LISTED ENTRIES
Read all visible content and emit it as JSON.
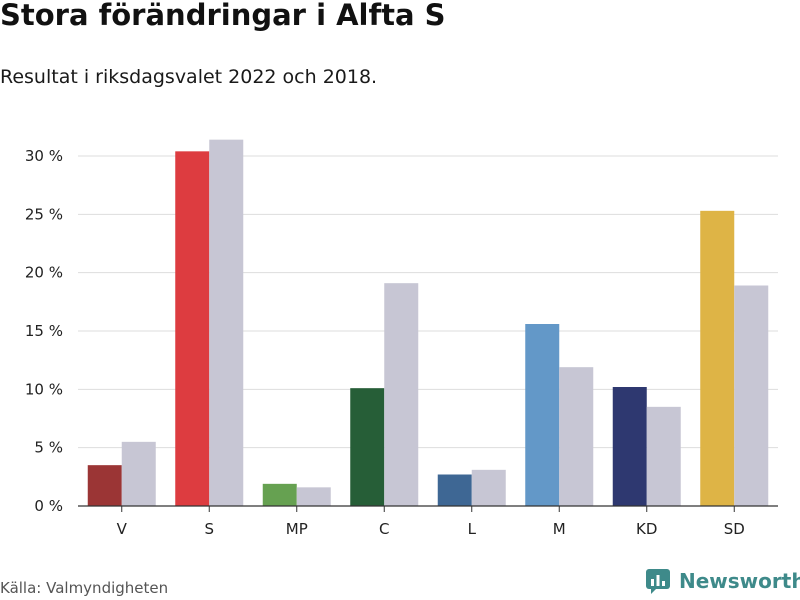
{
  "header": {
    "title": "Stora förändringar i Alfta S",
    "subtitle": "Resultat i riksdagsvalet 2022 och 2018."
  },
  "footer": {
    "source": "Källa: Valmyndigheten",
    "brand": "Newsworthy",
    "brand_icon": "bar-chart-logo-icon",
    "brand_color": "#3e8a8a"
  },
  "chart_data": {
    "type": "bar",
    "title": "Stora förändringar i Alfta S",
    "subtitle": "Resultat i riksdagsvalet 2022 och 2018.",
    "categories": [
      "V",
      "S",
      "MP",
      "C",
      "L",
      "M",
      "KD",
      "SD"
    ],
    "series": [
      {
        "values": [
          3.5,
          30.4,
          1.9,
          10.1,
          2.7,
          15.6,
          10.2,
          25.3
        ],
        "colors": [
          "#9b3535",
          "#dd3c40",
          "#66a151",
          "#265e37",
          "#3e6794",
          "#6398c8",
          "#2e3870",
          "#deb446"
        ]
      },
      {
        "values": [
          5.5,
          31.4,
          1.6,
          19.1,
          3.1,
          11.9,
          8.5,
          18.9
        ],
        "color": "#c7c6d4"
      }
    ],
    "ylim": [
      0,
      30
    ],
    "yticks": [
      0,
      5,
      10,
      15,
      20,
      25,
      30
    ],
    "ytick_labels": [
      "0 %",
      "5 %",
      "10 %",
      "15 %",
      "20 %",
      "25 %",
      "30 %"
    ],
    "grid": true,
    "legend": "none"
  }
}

DIRECTION
Without including the pictures, return each record above exactly as it stands.

WRITTEN RESPONSE
Read all visible content and emit it as JSON.
{
  "header": {
    "title": "Stora förändringar i Alfta S",
    "subtitle": "Resultat i riksdagsvalet 2022 och 2018."
  },
  "footer": {
    "source": "Källa: Valmyndigheten",
    "brand": "Newsworthy",
    "brand_icon": "bar-chart-logo-icon",
    "brand_color": "#3e8a8a"
  },
  "chart_data": {
    "type": "bar",
    "title": "Stora förändringar i Alfta S",
    "subtitle": "Resultat i riksdagsvalet 2022 och 2018.",
    "categories": [
      "V",
      "S",
      "MP",
      "C",
      "L",
      "M",
      "KD",
      "SD"
    ],
    "series": [
      {
        "values": [
          3.5,
          30.4,
          1.9,
          10.1,
          2.7,
          15.6,
          10.2,
          25.3
        ],
        "colors": [
          "#9b3535",
          "#dd3c40",
          "#66a151",
          "#265e37",
          "#3e6794",
          "#6398c8",
          "#2e3870",
          "#deb446"
        ]
      },
      {
        "values": [
          5.5,
          31.4,
          1.6,
          19.1,
          3.1,
          11.9,
          8.5,
          18.9
        ],
        "color": "#c7c6d4"
      }
    ],
    "ylim": [
      0,
      30
    ],
    "yticks": [
      0,
      5,
      10,
      15,
      20,
      25,
      30
    ],
    "ytick_labels": [
      "0 %",
      "5 %",
      "10 %",
      "15 %",
      "20 %",
      "25 %",
      "30 %"
    ],
    "grid": true,
    "legend": "none"
  }
}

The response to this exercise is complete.